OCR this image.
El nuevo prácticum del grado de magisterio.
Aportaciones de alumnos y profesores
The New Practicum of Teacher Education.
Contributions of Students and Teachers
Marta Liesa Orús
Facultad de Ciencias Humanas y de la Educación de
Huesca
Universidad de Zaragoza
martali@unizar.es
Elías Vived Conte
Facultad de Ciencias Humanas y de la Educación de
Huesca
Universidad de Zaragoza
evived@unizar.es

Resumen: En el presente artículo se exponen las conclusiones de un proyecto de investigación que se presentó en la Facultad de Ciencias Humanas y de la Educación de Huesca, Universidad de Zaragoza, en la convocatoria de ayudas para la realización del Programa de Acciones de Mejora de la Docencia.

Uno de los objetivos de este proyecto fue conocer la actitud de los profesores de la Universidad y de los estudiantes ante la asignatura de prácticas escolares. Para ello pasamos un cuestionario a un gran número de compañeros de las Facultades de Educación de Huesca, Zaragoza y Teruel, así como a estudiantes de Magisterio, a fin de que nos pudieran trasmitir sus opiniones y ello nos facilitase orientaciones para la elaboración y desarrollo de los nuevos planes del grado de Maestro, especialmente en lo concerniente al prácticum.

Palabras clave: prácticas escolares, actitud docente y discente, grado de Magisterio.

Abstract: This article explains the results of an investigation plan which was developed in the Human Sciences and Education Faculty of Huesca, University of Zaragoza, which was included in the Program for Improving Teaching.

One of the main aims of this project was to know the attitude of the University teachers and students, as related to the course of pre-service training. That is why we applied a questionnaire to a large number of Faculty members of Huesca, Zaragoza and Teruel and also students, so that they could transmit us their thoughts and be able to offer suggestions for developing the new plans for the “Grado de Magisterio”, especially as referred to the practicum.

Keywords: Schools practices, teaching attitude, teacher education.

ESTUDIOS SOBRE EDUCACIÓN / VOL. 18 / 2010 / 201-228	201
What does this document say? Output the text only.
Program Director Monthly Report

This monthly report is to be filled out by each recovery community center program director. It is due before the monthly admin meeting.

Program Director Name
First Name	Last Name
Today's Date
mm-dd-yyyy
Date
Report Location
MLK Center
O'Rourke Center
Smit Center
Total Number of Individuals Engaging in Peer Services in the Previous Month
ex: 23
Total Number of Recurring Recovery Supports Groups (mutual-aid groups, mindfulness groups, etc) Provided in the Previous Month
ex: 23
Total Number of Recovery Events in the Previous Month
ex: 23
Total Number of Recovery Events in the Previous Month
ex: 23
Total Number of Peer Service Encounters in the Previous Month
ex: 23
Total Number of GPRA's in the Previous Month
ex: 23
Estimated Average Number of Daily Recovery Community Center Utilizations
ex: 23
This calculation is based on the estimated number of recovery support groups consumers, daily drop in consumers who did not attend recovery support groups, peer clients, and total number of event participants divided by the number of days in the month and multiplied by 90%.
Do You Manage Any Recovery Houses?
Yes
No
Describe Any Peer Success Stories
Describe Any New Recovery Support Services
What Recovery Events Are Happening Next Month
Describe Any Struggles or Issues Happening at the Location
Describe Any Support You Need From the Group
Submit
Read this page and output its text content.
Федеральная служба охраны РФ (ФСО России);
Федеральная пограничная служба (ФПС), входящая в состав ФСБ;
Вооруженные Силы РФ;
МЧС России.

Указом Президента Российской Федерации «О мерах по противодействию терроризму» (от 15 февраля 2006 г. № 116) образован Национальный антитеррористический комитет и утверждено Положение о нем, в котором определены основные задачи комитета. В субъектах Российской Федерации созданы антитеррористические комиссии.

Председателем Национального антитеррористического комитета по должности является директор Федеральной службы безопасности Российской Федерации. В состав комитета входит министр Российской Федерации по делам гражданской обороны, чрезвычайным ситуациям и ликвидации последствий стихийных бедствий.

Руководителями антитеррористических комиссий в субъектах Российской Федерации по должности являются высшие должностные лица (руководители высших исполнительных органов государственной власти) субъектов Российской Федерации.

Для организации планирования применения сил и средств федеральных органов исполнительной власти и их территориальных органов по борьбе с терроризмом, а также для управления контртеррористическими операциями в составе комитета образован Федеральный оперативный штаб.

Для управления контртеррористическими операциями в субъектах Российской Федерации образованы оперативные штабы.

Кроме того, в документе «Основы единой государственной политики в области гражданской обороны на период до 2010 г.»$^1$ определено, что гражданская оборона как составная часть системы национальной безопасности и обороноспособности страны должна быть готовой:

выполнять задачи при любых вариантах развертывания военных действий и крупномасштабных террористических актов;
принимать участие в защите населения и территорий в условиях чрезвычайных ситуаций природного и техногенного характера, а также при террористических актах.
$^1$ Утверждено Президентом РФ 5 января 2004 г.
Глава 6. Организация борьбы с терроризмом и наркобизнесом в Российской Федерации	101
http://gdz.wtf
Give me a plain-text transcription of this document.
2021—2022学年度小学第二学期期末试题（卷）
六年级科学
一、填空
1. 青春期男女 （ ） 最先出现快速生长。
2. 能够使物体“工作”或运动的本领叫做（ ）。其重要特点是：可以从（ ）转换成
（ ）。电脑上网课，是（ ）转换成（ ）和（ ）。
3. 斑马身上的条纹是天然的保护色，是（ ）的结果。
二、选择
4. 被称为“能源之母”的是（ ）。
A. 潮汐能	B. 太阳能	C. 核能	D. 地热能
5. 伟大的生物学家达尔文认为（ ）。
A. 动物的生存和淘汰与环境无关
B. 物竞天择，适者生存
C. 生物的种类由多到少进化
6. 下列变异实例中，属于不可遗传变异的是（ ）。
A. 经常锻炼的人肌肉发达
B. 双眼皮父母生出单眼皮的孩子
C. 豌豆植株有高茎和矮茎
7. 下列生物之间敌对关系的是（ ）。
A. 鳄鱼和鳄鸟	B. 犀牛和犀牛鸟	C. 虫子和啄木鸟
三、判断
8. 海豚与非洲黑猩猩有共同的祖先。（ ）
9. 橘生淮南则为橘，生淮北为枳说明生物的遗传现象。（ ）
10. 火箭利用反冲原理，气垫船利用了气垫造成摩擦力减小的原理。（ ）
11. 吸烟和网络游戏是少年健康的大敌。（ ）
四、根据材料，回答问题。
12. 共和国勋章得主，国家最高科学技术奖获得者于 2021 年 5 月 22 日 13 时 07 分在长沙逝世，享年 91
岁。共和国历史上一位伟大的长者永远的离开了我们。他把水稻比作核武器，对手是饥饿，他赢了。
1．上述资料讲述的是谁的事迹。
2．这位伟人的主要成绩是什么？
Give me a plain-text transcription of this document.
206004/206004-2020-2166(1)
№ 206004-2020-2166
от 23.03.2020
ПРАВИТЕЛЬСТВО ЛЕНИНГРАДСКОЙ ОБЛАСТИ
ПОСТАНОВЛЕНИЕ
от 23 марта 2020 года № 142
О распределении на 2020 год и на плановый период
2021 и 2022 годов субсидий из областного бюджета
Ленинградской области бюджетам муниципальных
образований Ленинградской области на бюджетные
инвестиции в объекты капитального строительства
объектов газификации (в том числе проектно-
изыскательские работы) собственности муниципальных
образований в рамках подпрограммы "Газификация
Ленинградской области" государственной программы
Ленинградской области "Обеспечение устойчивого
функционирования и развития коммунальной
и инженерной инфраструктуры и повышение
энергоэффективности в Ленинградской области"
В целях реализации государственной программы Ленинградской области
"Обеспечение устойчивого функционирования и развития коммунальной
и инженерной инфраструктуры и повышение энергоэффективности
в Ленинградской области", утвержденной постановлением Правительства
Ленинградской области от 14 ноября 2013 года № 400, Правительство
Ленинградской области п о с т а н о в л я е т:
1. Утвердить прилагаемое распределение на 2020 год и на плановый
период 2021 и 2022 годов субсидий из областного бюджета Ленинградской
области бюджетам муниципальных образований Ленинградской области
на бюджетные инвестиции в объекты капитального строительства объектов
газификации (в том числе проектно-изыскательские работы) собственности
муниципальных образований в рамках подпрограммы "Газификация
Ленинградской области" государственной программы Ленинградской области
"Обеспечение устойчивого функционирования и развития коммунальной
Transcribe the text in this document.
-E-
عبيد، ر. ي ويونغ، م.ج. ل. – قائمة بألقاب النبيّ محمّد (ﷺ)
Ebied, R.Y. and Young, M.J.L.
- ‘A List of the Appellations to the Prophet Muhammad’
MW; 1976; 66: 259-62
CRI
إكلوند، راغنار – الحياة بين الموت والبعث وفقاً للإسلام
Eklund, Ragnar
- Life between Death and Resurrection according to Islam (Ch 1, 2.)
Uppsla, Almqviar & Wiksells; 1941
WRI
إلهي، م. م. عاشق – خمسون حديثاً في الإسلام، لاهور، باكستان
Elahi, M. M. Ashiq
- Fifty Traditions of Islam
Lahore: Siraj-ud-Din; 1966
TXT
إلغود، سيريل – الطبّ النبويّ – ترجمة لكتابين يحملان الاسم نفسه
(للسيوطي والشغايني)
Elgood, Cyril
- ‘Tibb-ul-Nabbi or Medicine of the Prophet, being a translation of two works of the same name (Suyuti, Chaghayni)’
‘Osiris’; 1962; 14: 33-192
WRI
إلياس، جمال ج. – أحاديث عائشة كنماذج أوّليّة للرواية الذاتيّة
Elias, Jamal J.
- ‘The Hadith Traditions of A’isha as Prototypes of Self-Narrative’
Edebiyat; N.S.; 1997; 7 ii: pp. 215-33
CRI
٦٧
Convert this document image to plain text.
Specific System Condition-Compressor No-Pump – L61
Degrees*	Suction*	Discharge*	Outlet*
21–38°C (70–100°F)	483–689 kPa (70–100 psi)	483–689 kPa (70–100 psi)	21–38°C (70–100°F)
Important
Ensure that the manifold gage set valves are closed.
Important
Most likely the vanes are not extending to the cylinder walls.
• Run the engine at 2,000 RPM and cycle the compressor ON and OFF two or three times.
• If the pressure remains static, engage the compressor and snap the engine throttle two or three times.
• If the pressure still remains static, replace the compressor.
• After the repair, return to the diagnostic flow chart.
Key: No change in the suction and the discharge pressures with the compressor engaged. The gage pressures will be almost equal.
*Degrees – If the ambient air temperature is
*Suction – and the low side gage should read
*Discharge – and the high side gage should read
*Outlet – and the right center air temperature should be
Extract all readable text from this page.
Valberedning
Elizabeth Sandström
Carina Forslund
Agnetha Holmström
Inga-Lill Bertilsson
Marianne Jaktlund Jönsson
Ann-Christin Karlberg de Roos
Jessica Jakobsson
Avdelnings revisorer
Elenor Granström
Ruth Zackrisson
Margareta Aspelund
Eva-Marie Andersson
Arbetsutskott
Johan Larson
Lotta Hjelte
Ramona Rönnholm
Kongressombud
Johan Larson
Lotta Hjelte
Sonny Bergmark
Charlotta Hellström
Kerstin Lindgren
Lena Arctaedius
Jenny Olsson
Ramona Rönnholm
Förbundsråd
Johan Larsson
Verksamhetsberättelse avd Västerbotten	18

· · · ·

• Your goal: Select from the material above each line in which the string "page" appears, and list those lines.

• Task answer:
Read this page and output its text content.
Extract all readable text from this page.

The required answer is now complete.